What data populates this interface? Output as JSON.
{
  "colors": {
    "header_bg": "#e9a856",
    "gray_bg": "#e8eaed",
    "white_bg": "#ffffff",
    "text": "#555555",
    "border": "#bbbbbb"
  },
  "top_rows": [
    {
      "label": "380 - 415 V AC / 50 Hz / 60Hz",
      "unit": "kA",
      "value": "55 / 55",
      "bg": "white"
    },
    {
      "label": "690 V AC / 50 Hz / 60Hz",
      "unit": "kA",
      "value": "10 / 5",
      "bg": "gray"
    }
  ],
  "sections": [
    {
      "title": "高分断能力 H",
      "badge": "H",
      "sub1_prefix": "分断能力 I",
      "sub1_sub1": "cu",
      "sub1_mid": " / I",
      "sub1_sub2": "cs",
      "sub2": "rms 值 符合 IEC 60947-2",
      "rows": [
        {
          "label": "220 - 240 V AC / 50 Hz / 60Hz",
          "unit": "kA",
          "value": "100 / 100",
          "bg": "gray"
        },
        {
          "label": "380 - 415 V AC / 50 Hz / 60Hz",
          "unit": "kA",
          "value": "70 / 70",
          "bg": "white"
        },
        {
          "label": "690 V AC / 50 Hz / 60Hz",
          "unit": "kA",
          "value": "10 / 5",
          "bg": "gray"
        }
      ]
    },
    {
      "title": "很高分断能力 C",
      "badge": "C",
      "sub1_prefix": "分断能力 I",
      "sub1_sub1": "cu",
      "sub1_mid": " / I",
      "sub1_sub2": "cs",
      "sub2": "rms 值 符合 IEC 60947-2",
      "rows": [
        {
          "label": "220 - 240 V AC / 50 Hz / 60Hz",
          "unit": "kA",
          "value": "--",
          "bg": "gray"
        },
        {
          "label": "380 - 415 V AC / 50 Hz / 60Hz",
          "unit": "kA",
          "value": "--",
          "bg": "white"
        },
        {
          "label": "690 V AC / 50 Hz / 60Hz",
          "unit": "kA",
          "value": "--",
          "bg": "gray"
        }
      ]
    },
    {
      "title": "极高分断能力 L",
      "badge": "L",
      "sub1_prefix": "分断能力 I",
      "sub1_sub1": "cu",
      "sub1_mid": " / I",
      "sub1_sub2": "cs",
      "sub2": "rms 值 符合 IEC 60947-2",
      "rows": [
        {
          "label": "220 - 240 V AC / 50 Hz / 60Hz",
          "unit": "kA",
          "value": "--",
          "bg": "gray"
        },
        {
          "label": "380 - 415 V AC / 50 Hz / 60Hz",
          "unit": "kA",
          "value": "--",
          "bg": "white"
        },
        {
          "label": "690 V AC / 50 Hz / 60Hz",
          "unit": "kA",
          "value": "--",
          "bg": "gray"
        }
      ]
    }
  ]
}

==

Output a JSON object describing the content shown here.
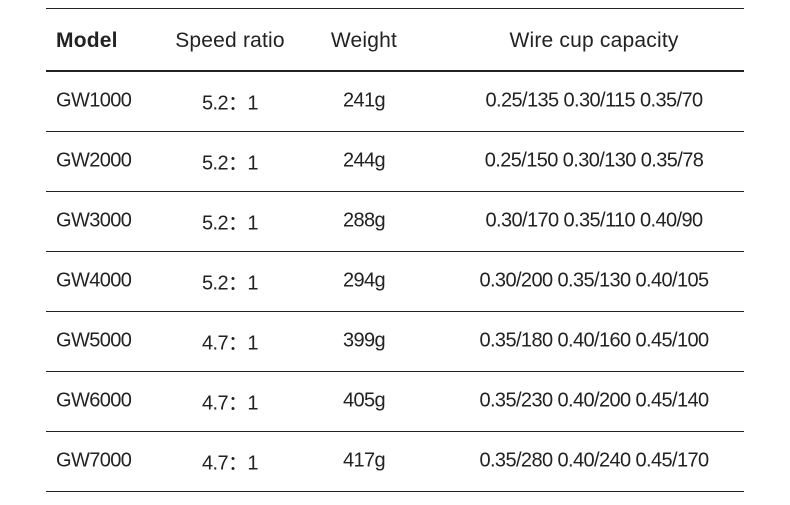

---

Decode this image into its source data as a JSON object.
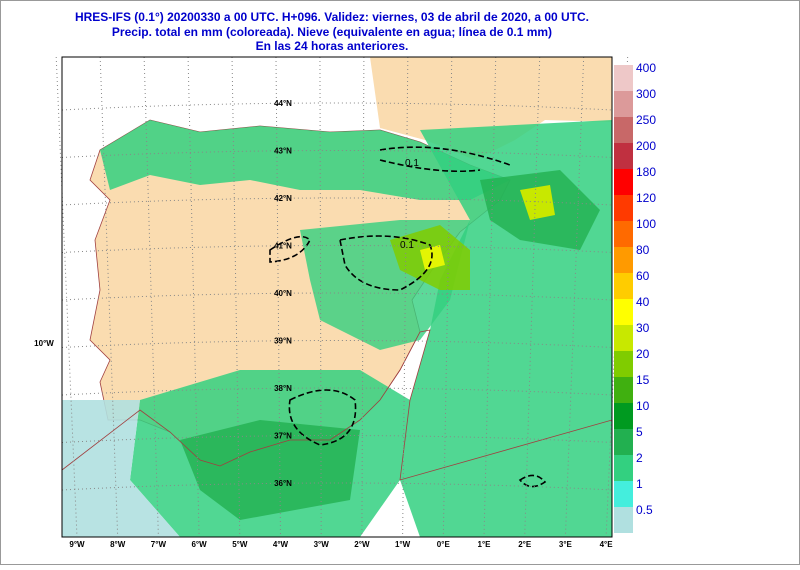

Job: For the entries above, count the lines that contain the string "object", and state that number without further comment.

Result below: 2